## Task directions
Write each record again exactly as it stands.

Stored data entries:
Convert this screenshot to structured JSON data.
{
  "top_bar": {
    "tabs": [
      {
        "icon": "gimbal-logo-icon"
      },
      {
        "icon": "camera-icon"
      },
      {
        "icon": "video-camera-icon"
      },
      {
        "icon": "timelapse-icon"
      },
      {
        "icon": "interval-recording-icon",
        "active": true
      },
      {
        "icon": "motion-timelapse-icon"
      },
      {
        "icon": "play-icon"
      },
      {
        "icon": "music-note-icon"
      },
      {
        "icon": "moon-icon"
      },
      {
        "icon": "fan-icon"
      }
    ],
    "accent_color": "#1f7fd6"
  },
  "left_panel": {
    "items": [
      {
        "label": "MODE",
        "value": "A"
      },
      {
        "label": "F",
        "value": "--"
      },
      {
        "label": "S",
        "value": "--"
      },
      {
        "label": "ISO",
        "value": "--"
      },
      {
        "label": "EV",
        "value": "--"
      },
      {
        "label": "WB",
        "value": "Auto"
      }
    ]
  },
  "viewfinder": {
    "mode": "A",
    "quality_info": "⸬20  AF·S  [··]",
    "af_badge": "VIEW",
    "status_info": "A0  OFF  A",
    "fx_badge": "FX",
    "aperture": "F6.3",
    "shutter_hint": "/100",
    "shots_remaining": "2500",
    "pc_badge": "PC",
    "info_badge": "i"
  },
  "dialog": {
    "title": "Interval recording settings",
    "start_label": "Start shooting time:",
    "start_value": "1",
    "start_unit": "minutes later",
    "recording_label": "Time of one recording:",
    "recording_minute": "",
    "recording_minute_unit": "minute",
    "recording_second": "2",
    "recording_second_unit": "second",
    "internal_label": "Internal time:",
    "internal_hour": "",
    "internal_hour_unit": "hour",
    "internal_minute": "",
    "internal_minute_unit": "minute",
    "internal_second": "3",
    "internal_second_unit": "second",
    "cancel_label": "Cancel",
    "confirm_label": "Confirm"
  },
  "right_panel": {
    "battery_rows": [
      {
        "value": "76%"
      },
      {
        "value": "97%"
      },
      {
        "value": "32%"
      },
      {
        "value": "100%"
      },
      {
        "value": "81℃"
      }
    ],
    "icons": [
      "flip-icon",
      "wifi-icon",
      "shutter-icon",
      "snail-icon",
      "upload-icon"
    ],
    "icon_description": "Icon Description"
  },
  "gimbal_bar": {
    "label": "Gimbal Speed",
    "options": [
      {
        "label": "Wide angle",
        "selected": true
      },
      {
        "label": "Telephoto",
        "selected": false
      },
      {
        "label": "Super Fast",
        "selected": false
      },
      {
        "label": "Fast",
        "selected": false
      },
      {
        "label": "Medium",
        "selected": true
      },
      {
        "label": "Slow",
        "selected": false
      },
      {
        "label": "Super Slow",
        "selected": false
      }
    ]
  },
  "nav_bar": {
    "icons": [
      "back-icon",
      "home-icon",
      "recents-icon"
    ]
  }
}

## Reply to the exercise
Convert this screenshot to structured JSON data.
{
  "top_bar": {
    "tabs": [
      {
        "icon": "gimbal-logo-icon"
      },
      {
        "icon": "camera-icon"
      },
      {
        "icon": "video-camera-icon"
      },
      {
        "icon": "timelapse-icon"
      },
      {
        "icon": "interval-recording-icon",
        "active": true
      },
      {
        "icon": "motion-timelapse-icon"
      },
      {
        "icon": "play-icon"
      },
      {
        "icon": "music-note-icon"
      },
      {
        "icon": "moon-icon"
      },
      {
        "icon": "fan-icon"
      }
    ],
    "accent_color": "#1f7fd6"
  },
  "left_panel": {
    "items": [
      {
        "label": "MODE",
        "value": "A"
      },
      {
        "label": "F",
        "value": "--"
      },
      {
        "label": "S",
        "value": "--"
      },
      {
        "label": "ISO",
        "value": "--"
      },
      {
        "label": "EV",
        "value": "--"
      },
      {
        "label": "WB",
        "value": "Auto"
      }
    ]
  },
  "viewfinder": {
    "mode": "A",
    "quality_info": "⸬20  AF·S  [··]",
    "af_badge": "VIEW",
    "status_info": "A0  OFF  A",
    "fx_badge": "FX",
    "aperture": "F6.3",
    "shutter_hint": "/100",
    "shots_remaining": "2500",
    "pc_badge": "PC",
    "info_badge": "i"
  },
  "dialog": {
    "title": "Interval recording settings",
    "start_label": "Start shooting time:",
    "start_value": "1",
    "start_unit": "minutes later",
    "recording_label": "Time of one recording:",
    "recording_minute": "",
    "recording_minute_unit": "minute",
    "recording_second": "2",
    "recording_second_unit": "second",
    "internal_label": "Internal time:",
    "internal_hour": "",
    "internal_hour_unit": "hour",
    "internal_minute": "",
    "internal_minute_unit": "minute",
    "internal_second": "3",
    "internal_second_unit": "second",
    "cancel_label": "Cancel",
    "confirm_label": "Confirm"
  },
  "right_panel": {
    "battery_rows": [
      {
        "value": "76%"
      },
      {
        "value": "97%"
      },
      {
        "value": "32%"
      },
      {
        "value": "100%"
      },
      {
        "value": "81℃"
      }
    ],
    "icons": [
      "flip-icon",
      "wifi-icon",
      "shutter-icon",
      "snail-icon",
      "upload-icon"
    ],
    "icon_description": "Icon Description"
  },
  "gimbal_bar": {
    "label": "Gimbal Speed",
    "options": [
      {
        "label": "Wide angle",
        "selected": true
      },
      {
        "label": "Telephoto",
        "selected": false
      },
      {
        "label": "Super Fast",
        "selected": false
      },
      {
        "label": "Fast",
        "selected": false
      },
      {
        "label": "Medium",
        "selected": true
      },
      {
        "label": "Slow",
        "selected": false
      },
      {
        "label": "Super Slow",
        "selected": false
      }
    ]
  },
  "nav_bar": {
    "icons": [
      "back-icon",
      "home-icon",
      "recents-icon"
    ]
  }
}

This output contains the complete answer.